● **WHAT IS EXPECTED**: Wherever the string "årligen" appears in the records, return the line that holds it.

Segment Start: THE INPUT

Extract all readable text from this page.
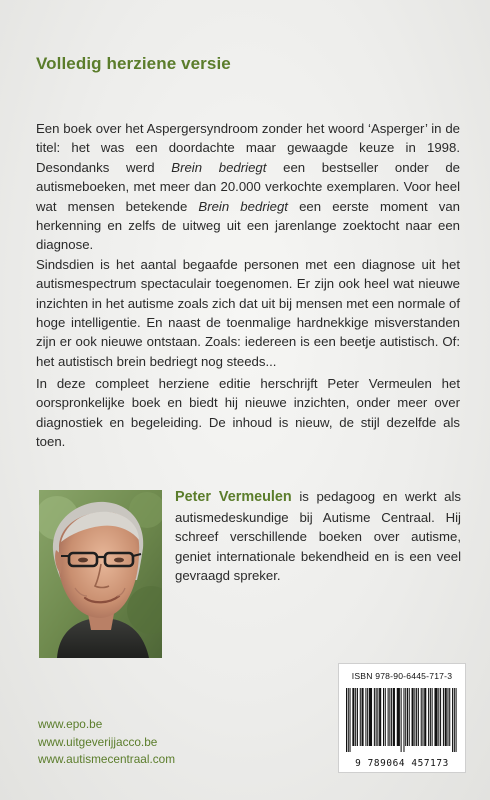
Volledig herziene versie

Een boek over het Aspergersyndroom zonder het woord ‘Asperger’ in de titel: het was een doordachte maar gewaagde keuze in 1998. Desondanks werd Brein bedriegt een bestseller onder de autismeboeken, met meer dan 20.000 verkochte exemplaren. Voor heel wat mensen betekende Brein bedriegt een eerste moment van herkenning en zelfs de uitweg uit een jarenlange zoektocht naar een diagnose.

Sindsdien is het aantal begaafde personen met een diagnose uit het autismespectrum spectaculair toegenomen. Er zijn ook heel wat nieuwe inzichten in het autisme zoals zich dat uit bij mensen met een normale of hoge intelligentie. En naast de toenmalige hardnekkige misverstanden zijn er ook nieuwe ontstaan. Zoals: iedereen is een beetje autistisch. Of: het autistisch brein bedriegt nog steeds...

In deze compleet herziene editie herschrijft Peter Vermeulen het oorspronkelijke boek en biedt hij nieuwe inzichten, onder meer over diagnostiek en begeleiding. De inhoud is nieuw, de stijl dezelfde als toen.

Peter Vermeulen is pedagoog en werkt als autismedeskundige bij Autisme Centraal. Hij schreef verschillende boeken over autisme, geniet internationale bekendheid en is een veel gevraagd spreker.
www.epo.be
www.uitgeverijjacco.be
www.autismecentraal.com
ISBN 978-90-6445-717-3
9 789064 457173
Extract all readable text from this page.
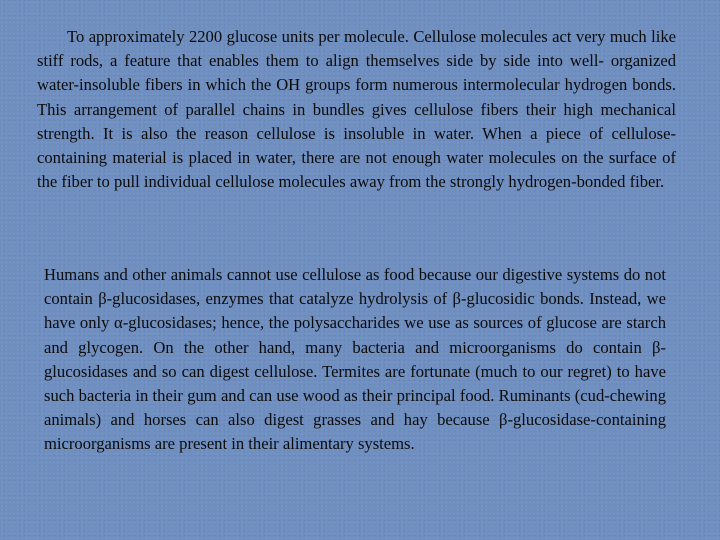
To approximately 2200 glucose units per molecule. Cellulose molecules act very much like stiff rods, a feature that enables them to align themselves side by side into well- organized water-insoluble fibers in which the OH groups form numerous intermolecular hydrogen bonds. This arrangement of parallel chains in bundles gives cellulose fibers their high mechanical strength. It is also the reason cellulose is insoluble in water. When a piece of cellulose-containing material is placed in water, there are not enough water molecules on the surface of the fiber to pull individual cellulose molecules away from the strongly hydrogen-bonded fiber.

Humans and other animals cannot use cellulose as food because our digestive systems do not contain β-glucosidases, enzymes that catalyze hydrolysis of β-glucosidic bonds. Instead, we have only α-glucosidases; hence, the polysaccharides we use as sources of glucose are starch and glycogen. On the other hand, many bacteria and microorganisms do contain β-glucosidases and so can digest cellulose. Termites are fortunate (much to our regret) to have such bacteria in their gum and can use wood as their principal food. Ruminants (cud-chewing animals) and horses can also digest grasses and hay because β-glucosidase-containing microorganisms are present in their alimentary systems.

Segment End: THE INPUT
Segment Start: THE INPUT

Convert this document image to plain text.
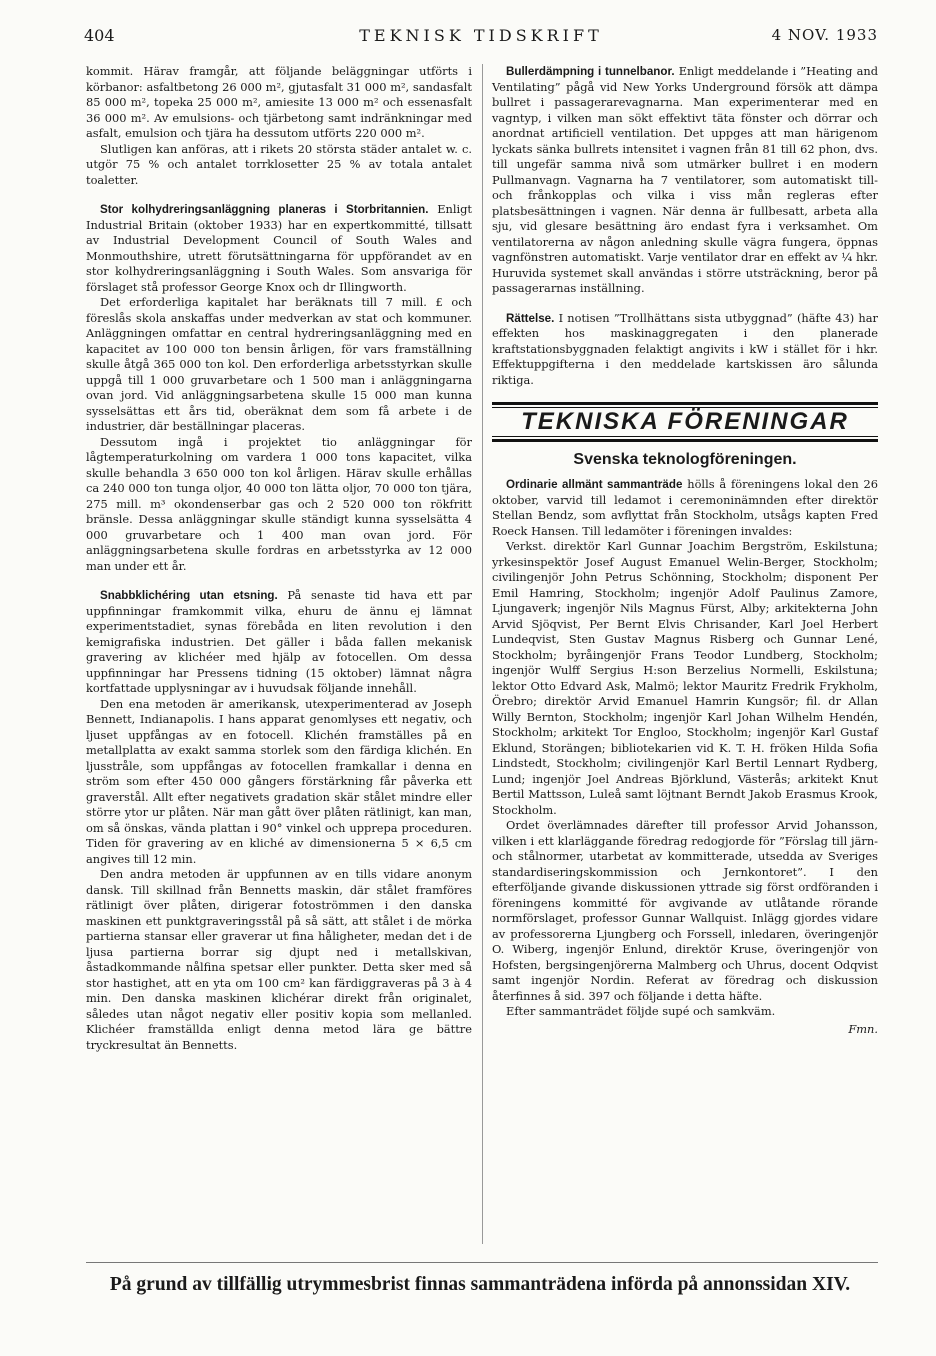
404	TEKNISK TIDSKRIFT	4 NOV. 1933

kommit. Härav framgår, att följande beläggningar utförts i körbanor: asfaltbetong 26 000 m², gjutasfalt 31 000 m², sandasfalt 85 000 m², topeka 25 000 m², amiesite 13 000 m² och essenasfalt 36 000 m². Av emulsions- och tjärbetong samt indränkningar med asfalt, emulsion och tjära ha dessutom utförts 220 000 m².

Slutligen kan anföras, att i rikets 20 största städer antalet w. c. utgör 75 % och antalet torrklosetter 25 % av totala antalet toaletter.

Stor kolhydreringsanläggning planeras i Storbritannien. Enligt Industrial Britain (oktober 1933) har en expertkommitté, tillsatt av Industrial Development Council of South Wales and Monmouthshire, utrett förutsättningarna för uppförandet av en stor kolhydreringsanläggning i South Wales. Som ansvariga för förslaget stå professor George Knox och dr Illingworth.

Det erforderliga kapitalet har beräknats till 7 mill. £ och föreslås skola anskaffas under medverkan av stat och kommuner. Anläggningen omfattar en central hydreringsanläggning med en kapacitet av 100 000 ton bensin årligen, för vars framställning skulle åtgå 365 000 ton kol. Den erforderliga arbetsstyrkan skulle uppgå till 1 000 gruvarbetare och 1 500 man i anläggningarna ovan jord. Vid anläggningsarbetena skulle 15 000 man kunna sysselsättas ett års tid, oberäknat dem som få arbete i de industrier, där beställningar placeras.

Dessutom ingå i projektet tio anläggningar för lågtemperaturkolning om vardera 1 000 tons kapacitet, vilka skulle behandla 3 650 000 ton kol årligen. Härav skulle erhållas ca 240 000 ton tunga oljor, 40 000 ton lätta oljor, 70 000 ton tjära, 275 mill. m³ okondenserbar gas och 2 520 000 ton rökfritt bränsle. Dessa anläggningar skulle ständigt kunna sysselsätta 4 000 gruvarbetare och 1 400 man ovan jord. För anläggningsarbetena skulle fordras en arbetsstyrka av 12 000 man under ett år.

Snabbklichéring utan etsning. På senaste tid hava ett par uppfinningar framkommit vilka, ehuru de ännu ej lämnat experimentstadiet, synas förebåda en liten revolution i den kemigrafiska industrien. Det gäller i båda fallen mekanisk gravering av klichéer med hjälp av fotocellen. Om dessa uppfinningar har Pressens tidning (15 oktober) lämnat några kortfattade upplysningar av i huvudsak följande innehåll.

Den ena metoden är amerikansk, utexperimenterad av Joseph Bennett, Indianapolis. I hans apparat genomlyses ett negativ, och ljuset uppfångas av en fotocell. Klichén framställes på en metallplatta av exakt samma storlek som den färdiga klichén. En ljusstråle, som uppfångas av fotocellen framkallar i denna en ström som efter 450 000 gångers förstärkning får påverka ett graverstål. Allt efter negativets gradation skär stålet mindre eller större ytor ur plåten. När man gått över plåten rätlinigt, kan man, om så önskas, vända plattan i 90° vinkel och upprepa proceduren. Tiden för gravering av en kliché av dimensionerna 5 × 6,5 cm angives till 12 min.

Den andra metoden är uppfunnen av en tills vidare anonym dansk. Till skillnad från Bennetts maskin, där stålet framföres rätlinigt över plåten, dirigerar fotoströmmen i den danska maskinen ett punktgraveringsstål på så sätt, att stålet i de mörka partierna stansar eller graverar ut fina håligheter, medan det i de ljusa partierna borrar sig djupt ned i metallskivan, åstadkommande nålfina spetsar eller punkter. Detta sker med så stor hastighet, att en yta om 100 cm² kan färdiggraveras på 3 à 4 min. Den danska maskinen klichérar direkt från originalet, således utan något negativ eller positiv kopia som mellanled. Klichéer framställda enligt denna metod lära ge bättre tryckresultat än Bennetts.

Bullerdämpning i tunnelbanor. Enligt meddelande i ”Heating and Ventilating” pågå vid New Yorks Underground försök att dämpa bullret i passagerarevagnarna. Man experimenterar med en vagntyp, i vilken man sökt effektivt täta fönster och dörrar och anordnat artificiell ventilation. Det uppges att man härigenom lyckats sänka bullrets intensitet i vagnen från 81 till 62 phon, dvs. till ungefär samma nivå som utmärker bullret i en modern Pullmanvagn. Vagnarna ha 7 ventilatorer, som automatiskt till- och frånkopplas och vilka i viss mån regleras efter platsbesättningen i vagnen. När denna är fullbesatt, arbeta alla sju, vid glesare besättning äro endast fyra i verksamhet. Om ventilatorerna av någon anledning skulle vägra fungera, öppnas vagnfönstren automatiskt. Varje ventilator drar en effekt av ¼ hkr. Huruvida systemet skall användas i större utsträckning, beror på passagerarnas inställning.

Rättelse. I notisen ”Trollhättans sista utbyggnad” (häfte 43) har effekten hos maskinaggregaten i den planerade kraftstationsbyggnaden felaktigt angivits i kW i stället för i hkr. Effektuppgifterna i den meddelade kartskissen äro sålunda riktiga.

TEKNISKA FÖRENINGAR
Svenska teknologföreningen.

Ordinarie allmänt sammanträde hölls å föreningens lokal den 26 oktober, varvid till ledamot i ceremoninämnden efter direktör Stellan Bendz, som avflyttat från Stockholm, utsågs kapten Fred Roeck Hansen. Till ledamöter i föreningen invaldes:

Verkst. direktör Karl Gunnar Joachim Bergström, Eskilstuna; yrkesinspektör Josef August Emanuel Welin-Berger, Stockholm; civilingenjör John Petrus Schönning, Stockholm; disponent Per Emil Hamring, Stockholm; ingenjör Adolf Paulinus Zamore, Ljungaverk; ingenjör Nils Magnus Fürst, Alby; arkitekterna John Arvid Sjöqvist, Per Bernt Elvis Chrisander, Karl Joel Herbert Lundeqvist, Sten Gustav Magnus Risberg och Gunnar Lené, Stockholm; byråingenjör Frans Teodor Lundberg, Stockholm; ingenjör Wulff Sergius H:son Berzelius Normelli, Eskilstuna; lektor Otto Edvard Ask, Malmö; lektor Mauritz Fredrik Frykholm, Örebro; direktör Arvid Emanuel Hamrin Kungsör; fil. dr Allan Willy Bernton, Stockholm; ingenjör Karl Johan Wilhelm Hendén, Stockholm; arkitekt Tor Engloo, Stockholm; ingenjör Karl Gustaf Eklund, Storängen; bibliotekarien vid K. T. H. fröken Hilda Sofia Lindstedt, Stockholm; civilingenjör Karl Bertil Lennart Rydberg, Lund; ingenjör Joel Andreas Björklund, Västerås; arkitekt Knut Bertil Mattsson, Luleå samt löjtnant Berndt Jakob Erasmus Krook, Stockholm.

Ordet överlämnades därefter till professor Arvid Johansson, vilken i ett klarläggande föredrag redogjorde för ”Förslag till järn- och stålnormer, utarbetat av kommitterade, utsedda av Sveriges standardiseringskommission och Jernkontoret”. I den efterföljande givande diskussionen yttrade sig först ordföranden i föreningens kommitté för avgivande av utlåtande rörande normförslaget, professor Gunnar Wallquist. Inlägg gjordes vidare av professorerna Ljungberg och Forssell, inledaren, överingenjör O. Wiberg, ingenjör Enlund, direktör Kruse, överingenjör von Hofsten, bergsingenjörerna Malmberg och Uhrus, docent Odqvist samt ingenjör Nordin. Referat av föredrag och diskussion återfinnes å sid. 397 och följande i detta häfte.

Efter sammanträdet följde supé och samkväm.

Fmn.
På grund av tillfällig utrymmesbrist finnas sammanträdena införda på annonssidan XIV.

Segment End: THE INPUT

● **EXERCISE OUTPUT**:
Det erforderliga kapitalet har beräknats till 7 mill. £ och föreslås skola anskaffas under medverkan av stat och kommuner. Anläggningen omfattar en central hydreringsanläggning med en kapacitet av 100 000 ton bensin årligen, för vars framställning skulle åtgå 365 000 ton kol. Den erforderliga arbetsstyrkan skulle uppgå till 1 000 gruvarbetare och 1 500 man i anläggningarna ovan jord. Vid anläggningsarbetena skulle 15 000 man kunna sysselsättas ett års tid, oberäknat dem som få arbete i de industrier, där beställningar placeras.
Dessutom ingå i projektet tio anläggningar för lågtemperaturkolning om vardera 1 000 tons kapacitet, vilka skulle behandla 3 650 000 ton kol årligen. Härav skulle erhållas ca 240 000 ton tunga oljor, 40 000 ton lätta oljor, 70 000 ton tjära, 275 mill. m³ okondenserbar gas och 2 520 000 ton rökfritt bränsle. Dessa anläggningar skulle ständigt kunna sysselsätta 4 000 gruvarbetare och 1 400 man ovan jord. För anläggningsarbetena skulle fordras en arbetsstyrka av 12 000 man under ett år.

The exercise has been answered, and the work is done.